→ **Document text**
▼

Judy (Jessica Ransom) and husband Johnny (Neil McDermott) are the epitome of fifties bliss: ‘traditional’ values; rock ‘n’ roll chic and a pristine home straight out of a Doris Day movie.
Scratch the wipe-clean surfaces though, and something else is going on. Firstly, they’re a twenty-first-century couple who, to all intents and purposes, are playing house, with Judy having given up a decent career, nostalgic for a time that was decades before they were both born. And the metaphorical cracks in their perfect brightly polished Formica surfaces are getting bigger. Money problems are starting to bubble up. Judy’s solution? Keep cleaning, keep smiling. She can sell some vintage dresses on eBay.
However, Judy’s straight-talking, politically active mum Sylvia (a luminous, forceful but tender Diane Keen) is having none of it. In a particularly potent scene, she reminds Judy that the decade her daughter idolises was, in the UK, post-war, repressive, grey and hardly the stuff of Hollywood romance fantasies. Judy counters her argument by insisting her choice to look backwards is a feminist decision. Sylvia casually reminds her that ‘this isn’t what I fought for’.

▲

→ **Provided data**
▼

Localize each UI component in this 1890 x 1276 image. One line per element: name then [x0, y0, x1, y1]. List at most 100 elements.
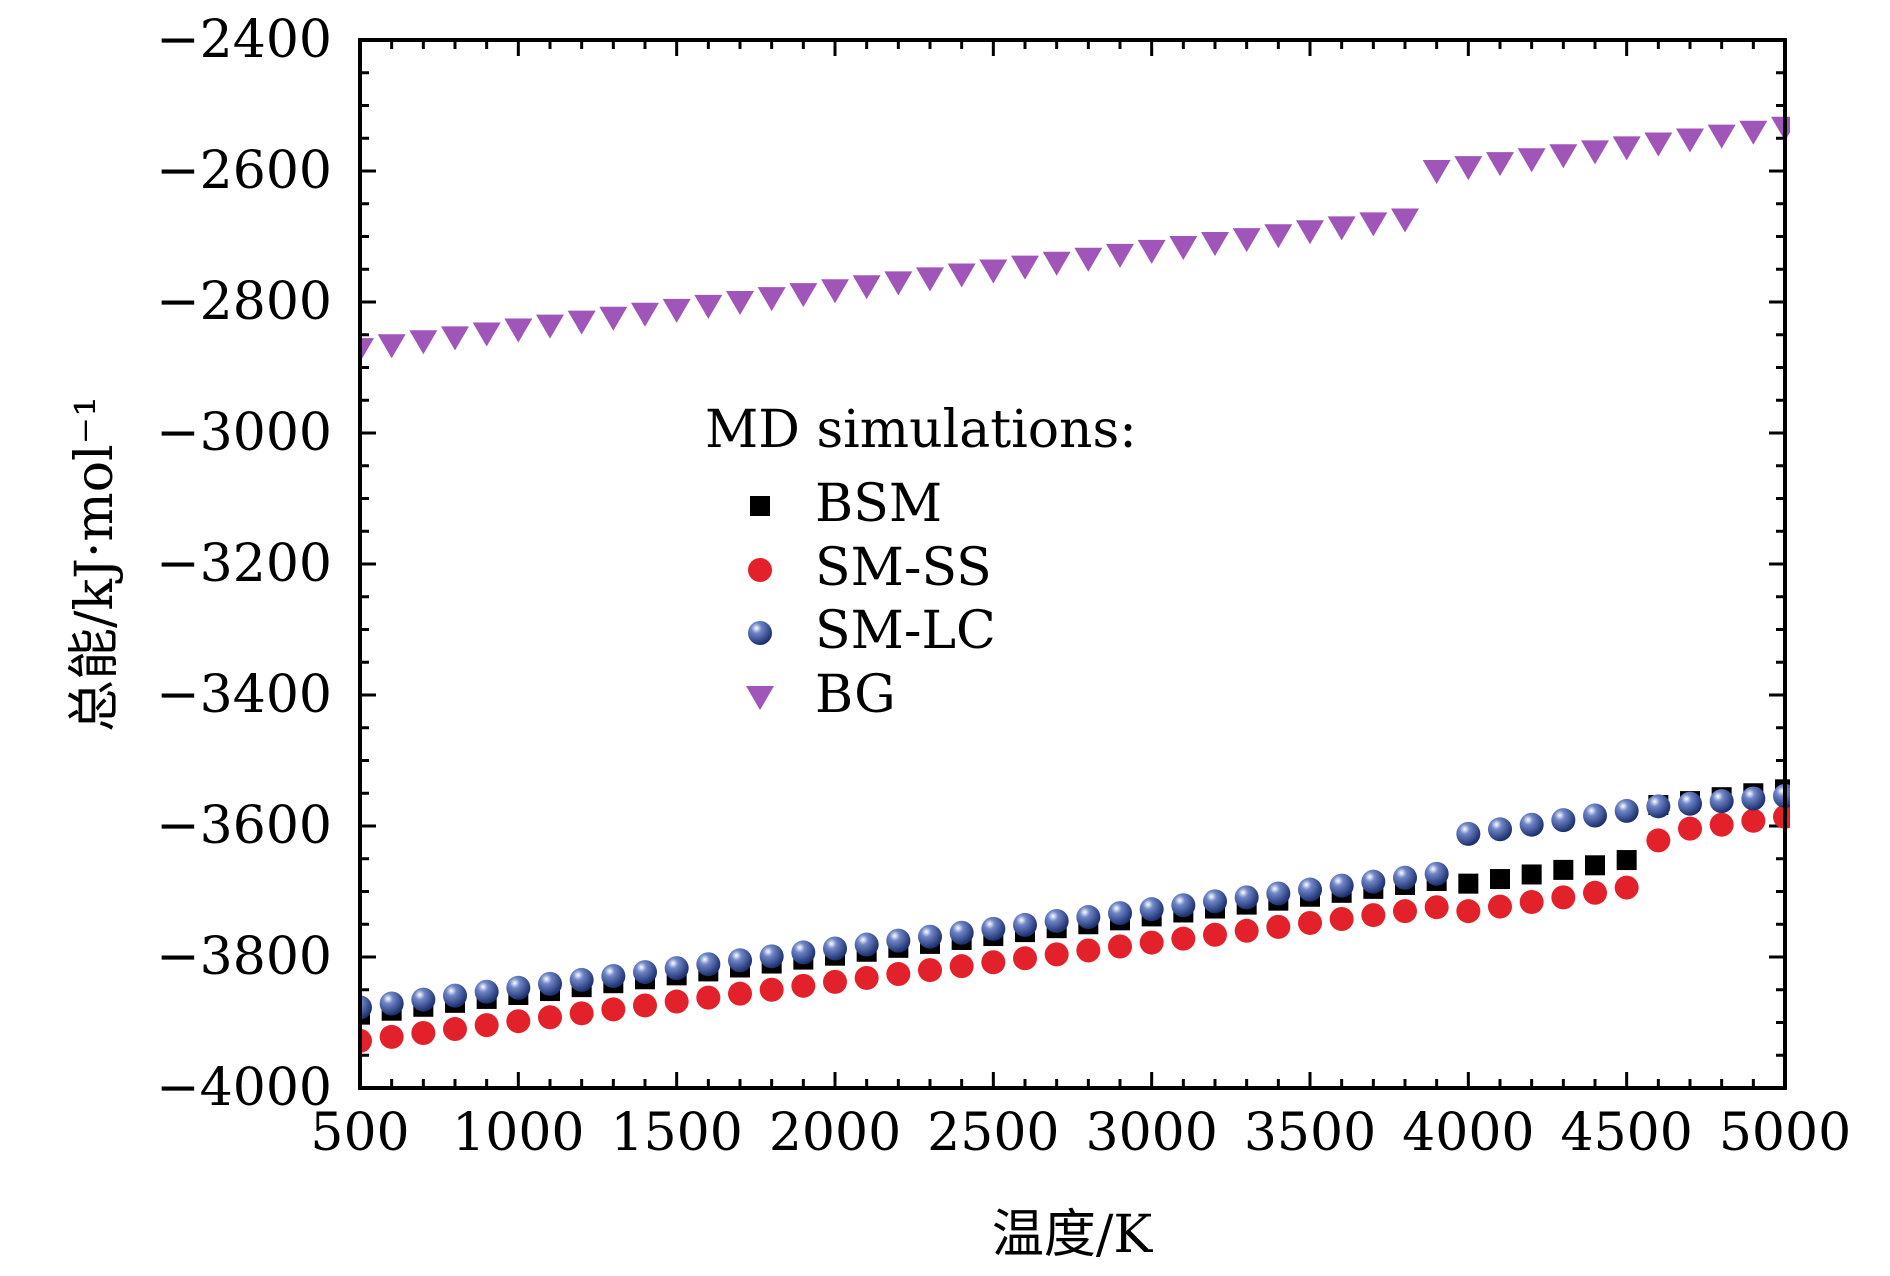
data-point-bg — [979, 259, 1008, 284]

▲

Resume the review of the play about Judy and Johnny's fifties-style marriage from the point where it stops. The listing comes from a separate source that has no connection to the text.

Laura Wade’s script undeniably has a lot of fun with its subject matter, taking a sharp stiletto heel to rom-com tropes and social mores. The cast – including a fierce Shanez Pattni bringing some much-needed cynicism as Johnny’s outspoken boss Alex – are perfectly fine, but there’s a struggle in Tamara Harvey’s direction to reconcile the knockabout humour of the first half with the darker tones of the second. Clumsy dance interludes between scenes add little to the production.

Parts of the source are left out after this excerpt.